▶ _Brief_
Where a line holds the string "tomorrow", return that line.

▶ _Records for the exercise_

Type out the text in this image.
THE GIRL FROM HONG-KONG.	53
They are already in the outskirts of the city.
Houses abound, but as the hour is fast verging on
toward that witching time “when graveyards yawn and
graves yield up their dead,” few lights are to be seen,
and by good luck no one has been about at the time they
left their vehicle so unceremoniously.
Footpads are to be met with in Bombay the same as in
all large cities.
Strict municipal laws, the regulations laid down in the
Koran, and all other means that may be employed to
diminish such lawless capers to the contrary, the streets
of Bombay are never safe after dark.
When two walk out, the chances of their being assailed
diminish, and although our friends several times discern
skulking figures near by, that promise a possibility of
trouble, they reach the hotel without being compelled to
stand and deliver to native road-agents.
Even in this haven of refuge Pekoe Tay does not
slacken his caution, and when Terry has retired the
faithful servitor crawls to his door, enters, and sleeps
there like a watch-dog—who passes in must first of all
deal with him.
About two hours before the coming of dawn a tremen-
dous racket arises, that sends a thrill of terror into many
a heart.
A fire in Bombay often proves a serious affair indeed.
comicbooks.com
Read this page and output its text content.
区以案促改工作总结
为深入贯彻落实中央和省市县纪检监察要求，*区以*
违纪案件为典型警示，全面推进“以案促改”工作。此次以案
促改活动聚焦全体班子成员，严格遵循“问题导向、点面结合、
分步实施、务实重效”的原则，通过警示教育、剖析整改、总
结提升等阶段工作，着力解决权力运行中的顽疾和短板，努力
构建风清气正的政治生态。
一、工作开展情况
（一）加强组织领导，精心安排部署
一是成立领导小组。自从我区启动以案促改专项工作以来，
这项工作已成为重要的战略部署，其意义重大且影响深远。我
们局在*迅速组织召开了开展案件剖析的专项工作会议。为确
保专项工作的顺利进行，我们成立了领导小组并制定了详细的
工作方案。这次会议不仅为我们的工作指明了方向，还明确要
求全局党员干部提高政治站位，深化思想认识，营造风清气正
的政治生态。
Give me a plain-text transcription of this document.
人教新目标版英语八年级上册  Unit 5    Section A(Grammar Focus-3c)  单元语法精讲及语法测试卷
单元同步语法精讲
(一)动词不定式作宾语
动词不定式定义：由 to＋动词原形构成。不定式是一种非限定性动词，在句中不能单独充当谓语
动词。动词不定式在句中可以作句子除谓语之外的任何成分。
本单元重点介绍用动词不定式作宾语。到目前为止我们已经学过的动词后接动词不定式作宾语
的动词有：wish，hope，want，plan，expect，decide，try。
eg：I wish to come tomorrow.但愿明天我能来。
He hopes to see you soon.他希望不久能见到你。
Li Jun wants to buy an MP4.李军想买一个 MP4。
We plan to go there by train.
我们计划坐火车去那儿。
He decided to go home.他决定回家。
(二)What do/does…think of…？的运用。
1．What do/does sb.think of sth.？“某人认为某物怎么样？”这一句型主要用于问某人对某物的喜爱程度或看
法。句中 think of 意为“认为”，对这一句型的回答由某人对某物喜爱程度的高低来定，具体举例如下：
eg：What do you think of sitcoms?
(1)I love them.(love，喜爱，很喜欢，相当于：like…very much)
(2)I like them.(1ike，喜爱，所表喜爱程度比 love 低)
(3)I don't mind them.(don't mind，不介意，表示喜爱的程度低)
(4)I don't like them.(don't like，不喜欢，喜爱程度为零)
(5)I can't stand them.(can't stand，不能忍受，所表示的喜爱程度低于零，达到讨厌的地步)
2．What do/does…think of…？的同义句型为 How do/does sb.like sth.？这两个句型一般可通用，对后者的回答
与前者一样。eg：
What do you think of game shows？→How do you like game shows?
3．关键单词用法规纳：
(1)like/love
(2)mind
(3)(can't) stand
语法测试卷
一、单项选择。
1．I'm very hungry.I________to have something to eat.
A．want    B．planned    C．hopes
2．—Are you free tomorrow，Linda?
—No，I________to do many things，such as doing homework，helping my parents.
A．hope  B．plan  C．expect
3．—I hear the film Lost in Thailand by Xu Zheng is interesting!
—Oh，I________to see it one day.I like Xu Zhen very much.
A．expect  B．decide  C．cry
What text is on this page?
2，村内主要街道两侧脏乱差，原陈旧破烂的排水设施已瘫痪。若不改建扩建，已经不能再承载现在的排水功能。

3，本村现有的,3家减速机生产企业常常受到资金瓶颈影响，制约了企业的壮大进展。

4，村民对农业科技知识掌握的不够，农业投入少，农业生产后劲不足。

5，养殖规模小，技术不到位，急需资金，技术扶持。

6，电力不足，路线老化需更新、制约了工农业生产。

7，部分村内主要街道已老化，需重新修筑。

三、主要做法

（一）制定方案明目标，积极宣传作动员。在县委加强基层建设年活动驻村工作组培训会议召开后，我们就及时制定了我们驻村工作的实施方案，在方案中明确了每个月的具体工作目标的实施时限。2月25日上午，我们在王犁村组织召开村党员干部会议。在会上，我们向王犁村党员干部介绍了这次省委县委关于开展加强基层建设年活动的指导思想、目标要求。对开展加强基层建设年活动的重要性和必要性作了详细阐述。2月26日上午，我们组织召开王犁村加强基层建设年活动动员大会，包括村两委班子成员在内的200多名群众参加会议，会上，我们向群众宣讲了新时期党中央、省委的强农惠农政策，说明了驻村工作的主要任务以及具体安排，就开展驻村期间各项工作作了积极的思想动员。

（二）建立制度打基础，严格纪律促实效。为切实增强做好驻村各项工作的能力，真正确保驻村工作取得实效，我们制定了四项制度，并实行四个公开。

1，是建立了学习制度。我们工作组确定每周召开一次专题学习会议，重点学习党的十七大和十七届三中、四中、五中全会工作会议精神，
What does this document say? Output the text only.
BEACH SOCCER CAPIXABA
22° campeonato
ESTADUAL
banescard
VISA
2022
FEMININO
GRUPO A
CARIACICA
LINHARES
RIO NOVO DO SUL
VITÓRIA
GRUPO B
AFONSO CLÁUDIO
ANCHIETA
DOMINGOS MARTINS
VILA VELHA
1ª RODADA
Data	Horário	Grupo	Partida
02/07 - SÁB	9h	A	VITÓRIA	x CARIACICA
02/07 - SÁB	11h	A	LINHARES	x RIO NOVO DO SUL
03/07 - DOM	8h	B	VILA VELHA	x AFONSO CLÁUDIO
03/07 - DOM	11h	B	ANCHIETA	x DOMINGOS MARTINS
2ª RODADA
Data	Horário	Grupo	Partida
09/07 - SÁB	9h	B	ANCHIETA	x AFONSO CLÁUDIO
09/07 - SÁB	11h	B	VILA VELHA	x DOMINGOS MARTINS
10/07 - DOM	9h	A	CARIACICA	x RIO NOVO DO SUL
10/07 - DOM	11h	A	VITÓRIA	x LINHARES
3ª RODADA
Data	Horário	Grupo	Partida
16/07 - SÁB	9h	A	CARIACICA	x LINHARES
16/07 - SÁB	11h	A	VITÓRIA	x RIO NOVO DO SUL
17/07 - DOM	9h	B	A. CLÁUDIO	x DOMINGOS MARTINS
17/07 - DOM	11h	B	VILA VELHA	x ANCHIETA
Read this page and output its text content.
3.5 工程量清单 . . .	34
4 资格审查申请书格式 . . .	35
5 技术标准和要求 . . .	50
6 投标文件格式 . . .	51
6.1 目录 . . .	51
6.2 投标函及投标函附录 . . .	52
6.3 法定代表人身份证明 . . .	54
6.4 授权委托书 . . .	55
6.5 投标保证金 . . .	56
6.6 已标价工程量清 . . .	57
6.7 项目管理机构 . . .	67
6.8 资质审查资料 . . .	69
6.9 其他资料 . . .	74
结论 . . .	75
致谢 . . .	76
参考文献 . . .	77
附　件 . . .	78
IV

▶ _Correct answer_
eg：I wish to come tomorrow.但愿明天我能来。
2．—Are you free tomorrow，Linda?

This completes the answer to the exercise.